Given instruction - Pick up the passage on the Google Home Mini's design after its final sentence and keep writing it.

Text -

******************************

Power is provided via a single microUSB port which connects directly to the mains, and the only other interruption on the speaker's smooth curves is a physical microphone switch – you can toggle this off when you want to make sure the Google Home Mini isn't listening.
On the top, four LEDs light up to show that the Google Home Mini is listening, and to indicate volume levels, but you can't see them when you're not actually talking to the smart speaker. You can also tap on top of the Google Play Home Mini to pause and resume audio playback, and to turn the volume up or down (depending on which side of the speaker mesh you tap on).
That fabric top and plastic bottom combination is a good choice from Google, and makes the speaker – which is small enough to fit in your palm – very easy on the eye. All in all it's a stylish, minimal approach, and even more so if you can find a way to hide the power cable behind a shelf or a book.

******************************

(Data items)

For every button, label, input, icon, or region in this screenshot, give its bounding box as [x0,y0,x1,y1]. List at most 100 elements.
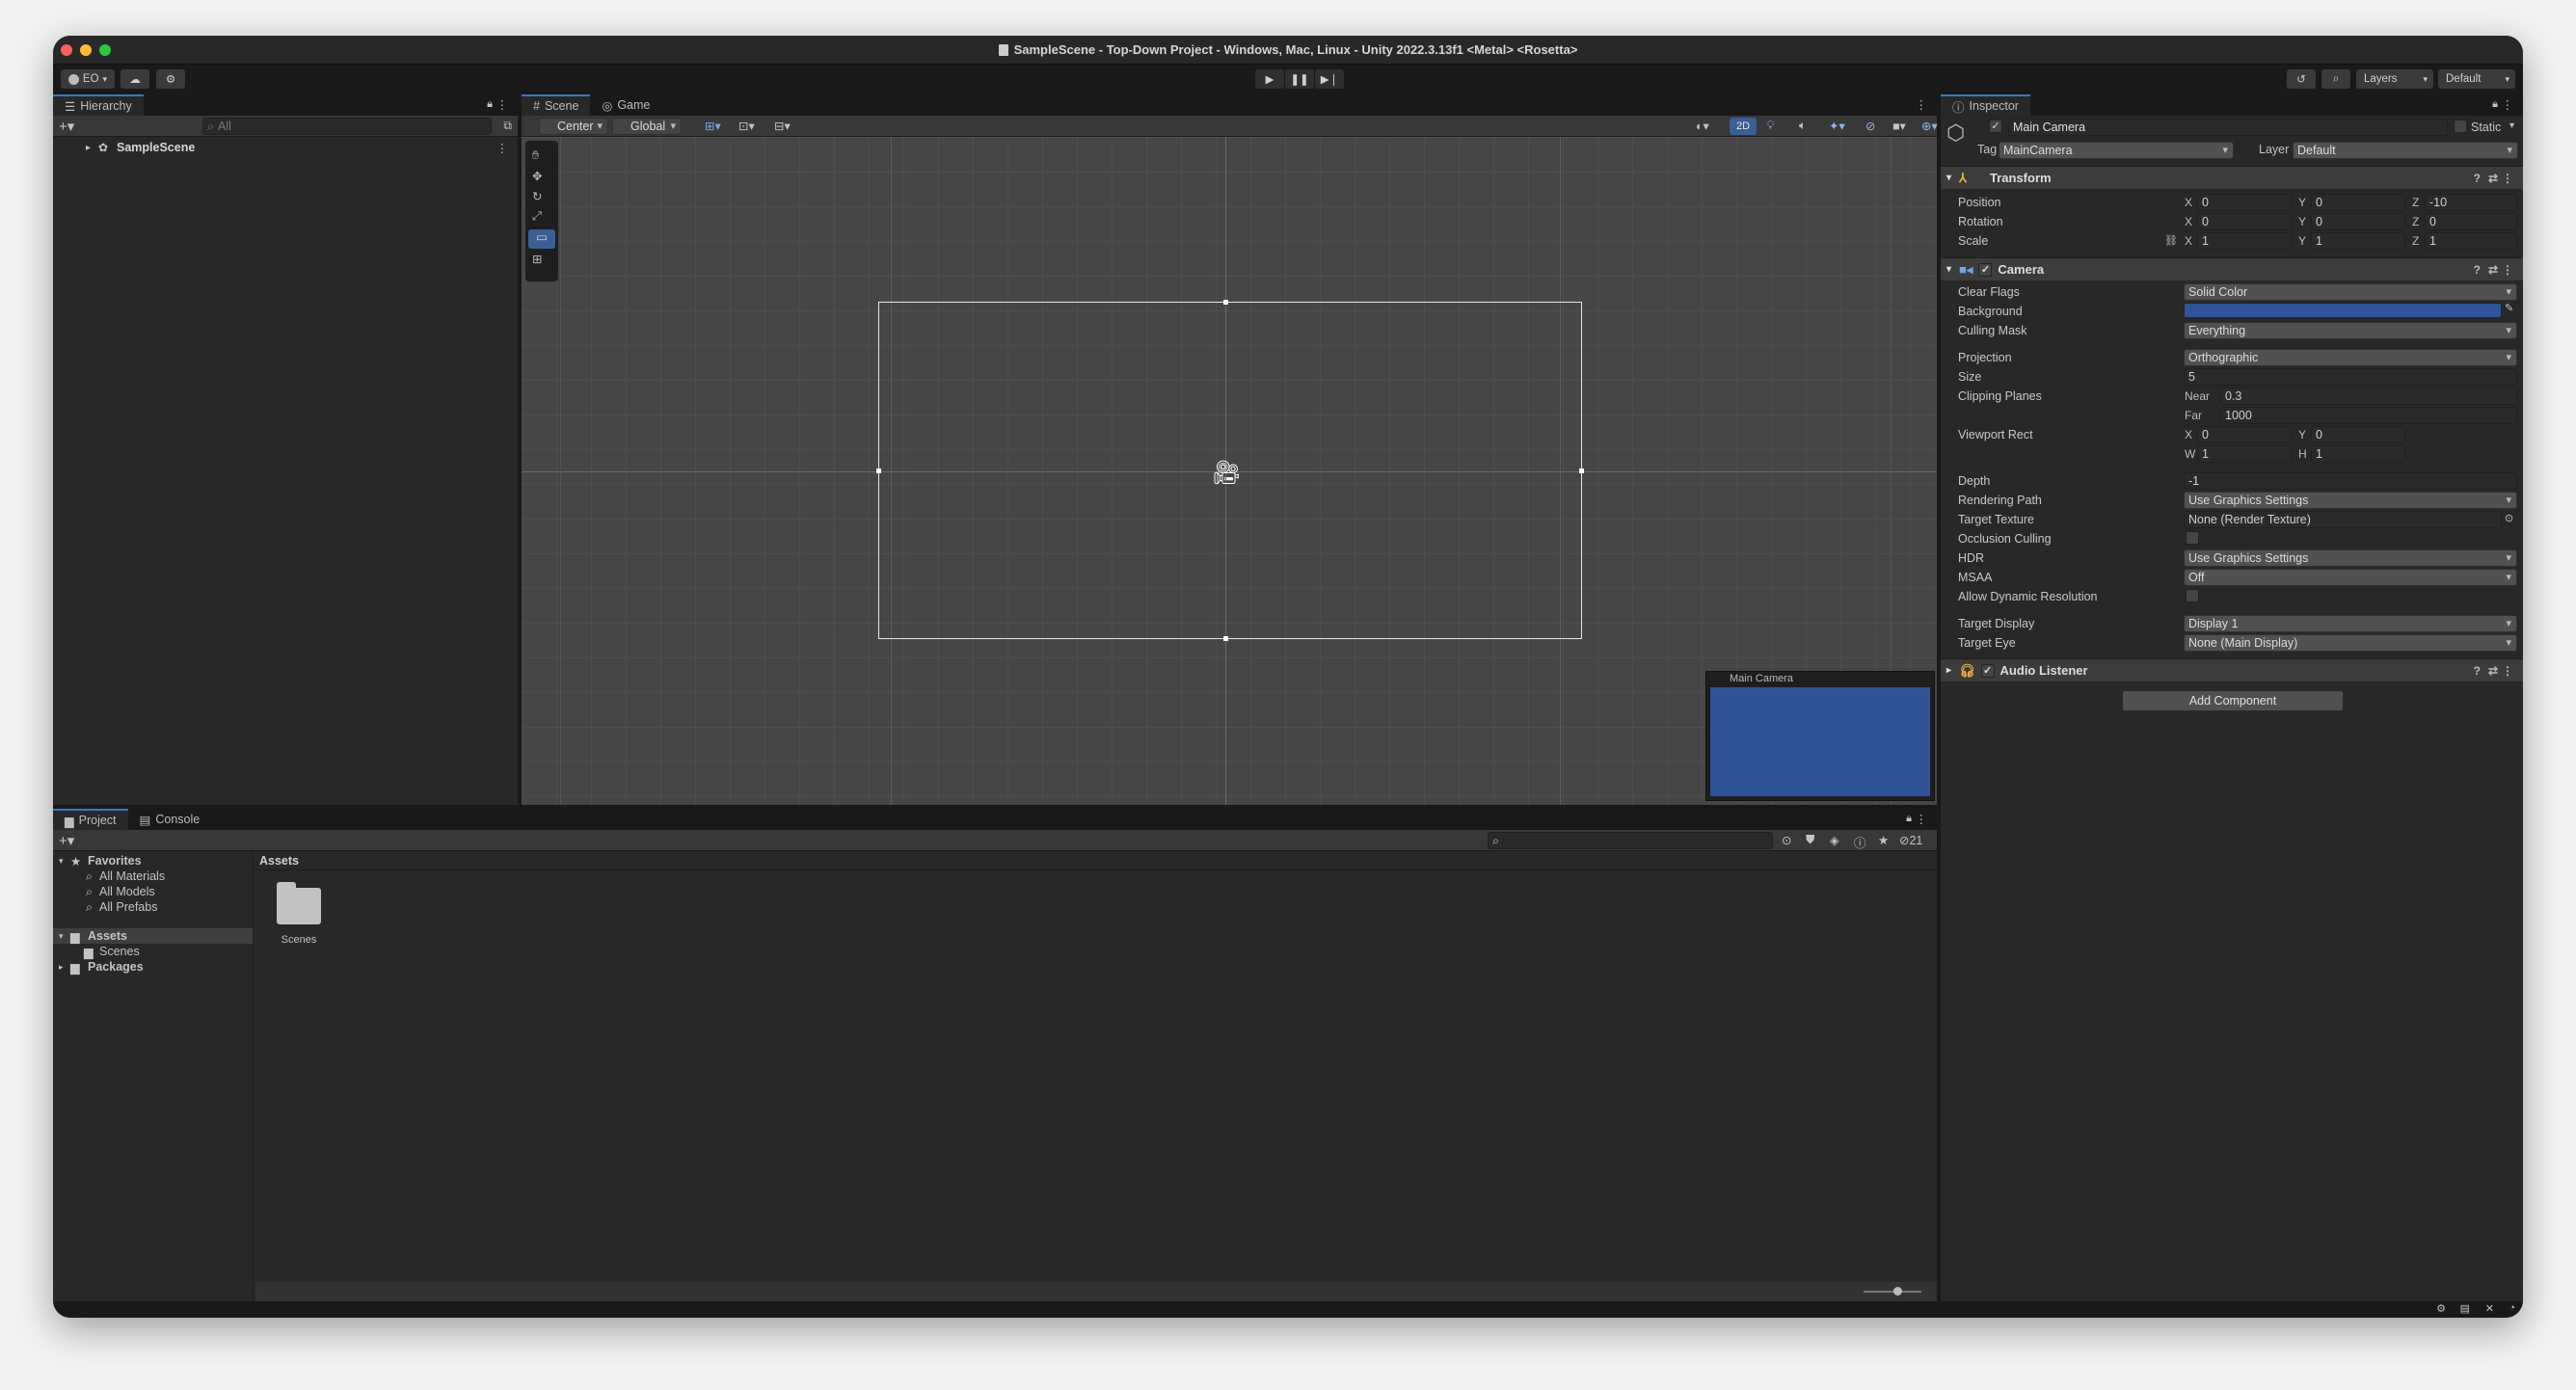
info-filter-icon[interactable]: ⓘ [1854,833,1866,851]
favorites-all-models[interactable]: ⌕ All Models [53,884,253,899]
audio-icon[interactable]: 🔈︎ [1799,119,1807,133]
search-by-type-icon[interactable]: ⊙ [1782,833,1791,847]
rotate-tool-icon[interactable]: ↻ [532,189,542,203]
more-menu-icon[interactable]: ⋮ [1916,97,1928,112]
fold-arrow-icon[interactable]: ▾ [1946,264,1951,275]
preset-icon[interactable]: ⇄ [2488,172,2498,185]
tag-dropdown[interactable]: MainCamera [1999,142,2234,159]
cloud-button[interactable]: ☁ [121,69,149,89]
transform-x-input[interactable]: 1 [2197,232,2292,250]
favorites-all-materials[interactable]: ⌕ All Materials [53,869,253,884]
add-icon[interactable]: +▾ [59,832,74,849]
scene-viewport[interactable]: 🎥︎ ✋︎ ✥ ↻ ⤢ ▭ ⊞ Main Camera [522,137,1937,805]
transform-y-input[interactable]: 0 [2311,194,2405,211]
step-button[interactable]: ▶❘ [1315,69,1344,89]
scenes-folder-tile[interactable]: Scenes [265,880,333,957]
viewport-w-input[interactable]: 1 [2197,445,2292,463]
assets-tree-item[interactable]: ▾ ▆ Assets [53,928,253,944]
zoom-slider-thumb[interactable] [1893,1287,1902,1296]
target-display-dropdown[interactable]: Display 1 [2184,615,2517,632]
more-menu-icon[interactable]: ⋮ [496,97,509,112]
eyedropper-icon[interactable]: ✎ [2505,302,2513,314]
active-checkbox[interactable]: ✓ [1989,120,2002,133]
camera-gizmo-icon[interactable]: 🎥︎ [1212,459,1241,487]
transform-z-input[interactable]: -10 [2425,194,2517,211]
transform-component-header[interactable]: ▾ ⅄ Transform ? ⇄ ⋮ [1941,166,2523,189]
scenes-tree-item[interactable]: ▆ Scenes [53,944,253,959]
fold-arrow-icon[interactable]: ▾ [59,931,64,942]
snap-increment-icon[interactable]: ⊡▾ [738,119,755,133]
progress-icon[interactable]: ◔ [2509,1302,2515,1314]
rect-handle-left[interactable] [876,468,881,473]
tab-scene[interactable]: # Scene [522,94,591,116]
help-icon[interactable]: ? [2474,263,2481,277]
favorite-star-icon[interactable]: ★ [1878,833,1889,847]
dynamic-resolution-checkbox[interactable] [2186,589,2199,602]
cache-icon[interactable]: ▤ [2460,1302,2470,1315]
scale-tool-icon[interactable]: ⤢ [532,209,542,224]
transform-y-input[interactable]: 0 [2311,213,2405,230]
add-component-button[interactable]: Add Component [2122,690,2344,711]
layout-dropdown[interactable]: Default ▾ [2438,69,2515,89]
size-input[interactable]: 5 [2184,368,2517,386]
draw-mode-icon[interactable]: ◐▾ [1696,119,1709,133]
viewport-h-input[interactable]: 1 [2311,445,2405,463]
expand-arrow-icon[interactable]: ▸ [86,143,91,153]
scene-list-item[interactable]: ▸ ✿ SampleScene ⋮ [53,139,518,156]
more-menu-icon[interactable]: ⋮ [1916,812,1928,826]
static-checkbox[interactable] [2454,120,2467,133]
scene-visibility-icon[interactable]: ⧉ [503,119,512,133]
minimize-window-button[interactable] [80,44,92,56]
rect-handle-right[interactable] [1579,468,1584,473]
search-by-label-icon[interactable]: ⛊ [1806,833,1814,847]
tab-game[interactable]: ◎ Game [590,94,661,116]
background-color-field[interactable] [2184,303,2502,318]
breadcrumb[interactable]: Assets [255,851,1937,870]
play-button[interactable]: ▶ [1255,69,1284,89]
tab-console[interactable]: ▤ Console [128,809,212,830]
far-input[interactable]: 1000 [2220,407,2517,424]
gizmos-icon[interactable]: ⊕▾ [1921,119,1938,133]
more-menu-icon[interactable]: ⋮ [2502,172,2513,185]
transform-tool-icon[interactable]: ⊞ [532,252,542,266]
fold-arrow-icon[interactable]: ▸ [1946,665,1951,676]
lock-icon[interactable]: 🔒︎ [2492,98,2498,111]
tab-inspector[interactable]: ⓘ Inspector [1941,94,2030,116]
packages-tree-item[interactable]: ▸ ▆ Packages [53,959,253,975]
hierarchy-search-input[interactable]: ⌕ All [202,118,492,135]
fold-arrow-icon[interactable]: ▾ [1946,173,1951,183]
occlusion-culling-checkbox[interactable] [2186,531,2199,545]
camera-enabled-checkbox[interactable]: ✓ [1978,262,1993,277]
viewport-x-input[interactable]: 0 [2197,426,2292,443]
help-icon[interactable]: ? [2474,172,2481,185]
account-dropdown[interactable]: EO ▾ [61,69,115,89]
depth-input[interactable]: -1 [2184,472,2517,490]
help-icon[interactable]: ? [2474,664,2481,678]
more-menu-icon[interactable]: ⋮ [2502,664,2513,678]
audio-listener-component-header[interactable]: ▸ 🎧︎ ✓ Audio Listener ? ⇄ ⋮ [1941,658,2523,682]
pivot-dropdown[interactable]: Center [539,118,608,135]
msaa-dropdown[interactable]: Off [2184,569,2517,586]
zoom-window-button[interactable] [99,44,111,56]
camera-component-header[interactable]: ▾ ■◂ ✓ Camera ? ⇄ ⋮ [1941,257,2523,281]
preset-icon[interactable]: ⇄ [2488,664,2498,678]
rect-handle-bottom[interactable] [1223,636,1228,641]
lock-icon[interactable]: 🔒︎ [1906,813,1912,825]
collab-button[interactable]: ⚙ [156,69,185,89]
hidden-objects-icon[interactable]: ⊘ [1865,119,1875,133]
rect-handle-top[interactable] [1223,300,1228,305]
fold-arrow-icon[interactable]: ▾ [59,856,64,867]
transform-x-input[interactable]: 0 [2197,194,2292,211]
more-menu-icon[interactable]: ⋮ [496,141,509,155]
debug-icon[interactable]: ⚙ [2436,1302,2446,1315]
object-picker-icon[interactable]: ⊙ [2505,512,2513,524]
network-icon[interactable]: ✕ [2485,1302,2494,1315]
project-search-input[interactable]: ⌕ [1488,832,1773,849]
transform-z-input[interactable]: 0 [2425,213,2517,230]
projection-dropdown[interactable]: Orthographic [2184,349,2517,366]
culling-mask-dropdown[interactable]: Everything [2184,322,2517,339]
tag-icon[interactable]: ◈ [1830,833,1839,847]
lock-icon[interactable]: 🔒︎ [487,98,493,111]
move-tool-icon[interactable]: ✥ [532,169,542,183]
near-input[interactable]: 0.3 [2220,388,2517,405]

******************************

Answer below -
The rubber matting underneath the Google Home Mini keeps slips and slides down to a minimum when it's placed on a flat surface – you can stick it just about anywhere. With enough DIY know-how, you could get your Google Home Mini up on the wall, but there's no bracket or fixing included in the box.
Setup is very straightforward, via the Google Home app for Android or iOS: it's just a question of connecting to your home Wi-Fi. If you've set up voice match for Google Assistant on your phone, you can transfer this over to the Google Home Mini, so some requests for personal information (such as your upcoming calendar appointments) only get read out if the speaker is able to recognise who you are.
Google Home Mini: features and usability
The star of the Google Home Mini show is of course Google Assistant, just as it is on the original Google Home. The software on board is exactly the same on both the speakers. If you want all the Google Assistant goodness with a few extra visuals and some additional tricks, try a Nest Hub or a Nest Hub Max.
We're not going to go into everything Google Assistant can do for you – you've probably already used it in one form or another – but the digital helper now covers a huge number of functions and tasks, and is getting smarter all the time.
You can get answers from the web, check your spelling, solve maths problems, hear the weather forecast, get a brief news update, check travel times to destinations, set alarms and reminders, hear what's coming up on your Google Calendar, check the latest sports scores, and much more besides.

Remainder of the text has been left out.